Acórdão nº 132/09.0YFLSB de Supremo Tribunal de Justiça (Portugal), 02 de Julho de 2009

Magistrado ResponsávelMARIA DOS PRAZERES PIZARRO BELEZA
Data da Resolução02 de Julho de 2009
EmissorSupremo Tribunal de Justiça (Portugal)

Acordam, no Supremo Tribunal de Justiça: 1. AA instaurou contra BB uma acção na qual pediu: que fosse declarado resolvido o contrato de cessão de exploração do estabelecimento denominado ‘Boîte CC', instalado num determinado edifício de Vila do Conde, entre ambos celebrado em 12 de Janeiro de 2002; que fosse condenado a pagar-lhe "o preço mensal devido, correspondente aos meses de Janeiro e Fevereiro de 2003, no montante de 4.104 euros", a indemnizá-lo "pelo preço vincendo, cujo montante é de 20.217 euros (...), bem como os juros vincendos até integral e efectivo pagamento", a restituir-lhe determinados equipamentos ou, se a restituição não for possível, a pagar-lhe o seu valor (11.771,63 euros); e, em geral, a indemnizá-lo por todos os prejuízos sofridos, em montante a liquidar.

Como fundamento, e em síntese, alegou que o réu não pagou as retribuições mensais de Janeiro e Fevereiro de 2003; que resolveu o contrato, tendo o réu reconhecido o seu direito à resolução e entregado a chave do estabelecimento; mas que então verificou faltar diverso equipamento que o integrava.
******************************
*Tarefas a realizar*:
**1.** Transcreva fielmente o trecho do acórdão que vai de "Acórdão nº 132/09.0YFLSB" até "EmissorSupremo Tribunal de Justiça (Portugal)".
**2.** Responda, com base no acórdão, às seguintes perguntas:
(a) Em que data foi celebrado o contrato de cessão de exploração do estabelecimento?
(b) Que valor é indicado para os equipamentos, caso a sua restituição não seja possível?
(c) Segundo o autor, que retribuições mensais o réu não pagou?

*Dados de origem*:
******************************
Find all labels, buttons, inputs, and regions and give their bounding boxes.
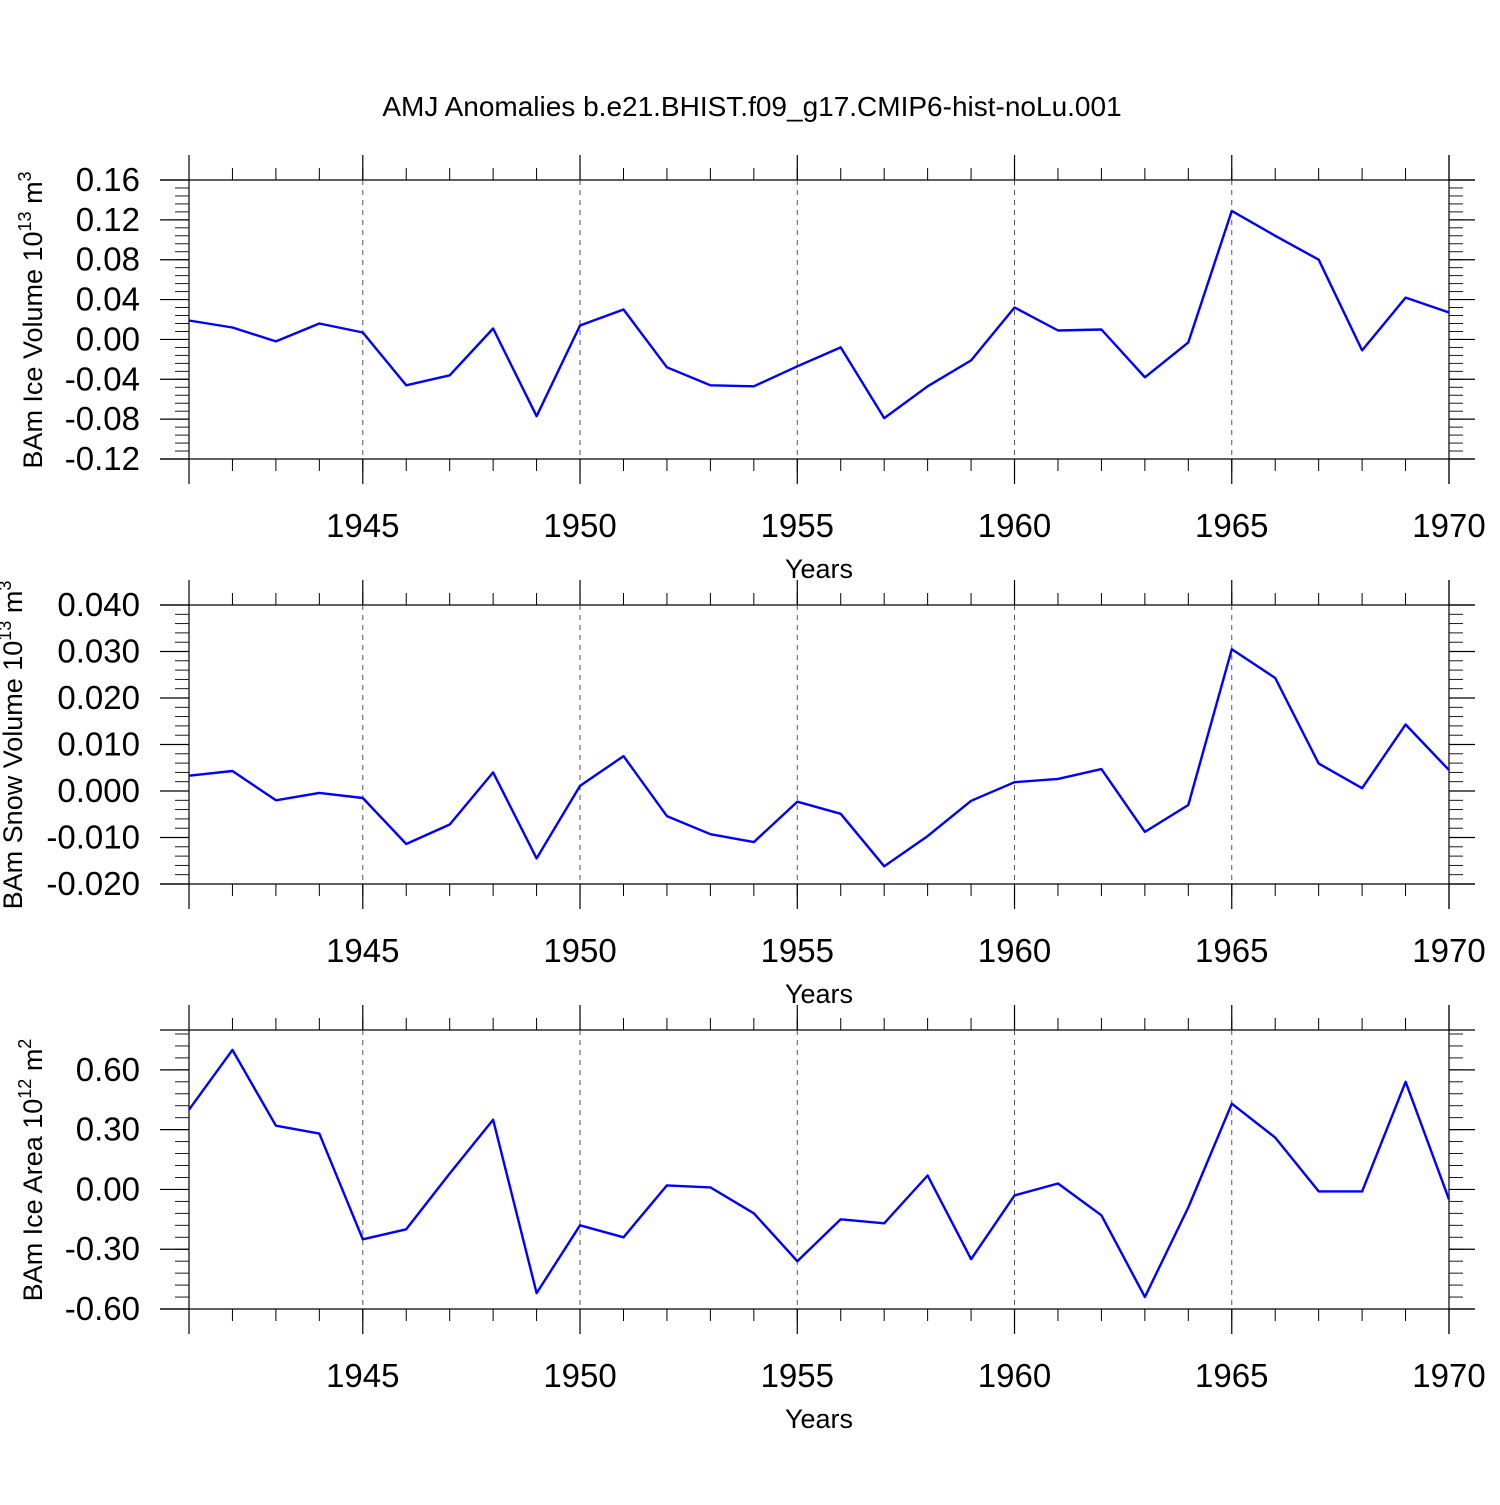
******************************
*Respostas do exercício*:
**1.**
Acórdão nº 132/09.0YFLSB de Supremo Tribunal de Justiça (Portugal), 02 de Julho de 2009

Magistrado ResponsávelMARIA DOS PRAZERES PIZARRO BELEZA
Data da Resolução02 de Julho de 2009
EmissorSupremo Tribunal de Justiça (Portugal)

**2.**
(a) O contrato foi celebrado em 12 de Janeiro de 2002.
(b) O valor indicado é de 11.771,63 euros.
(c) O réu não pagou as retribuições mensais de Janeiro e Fevereiro de 2003.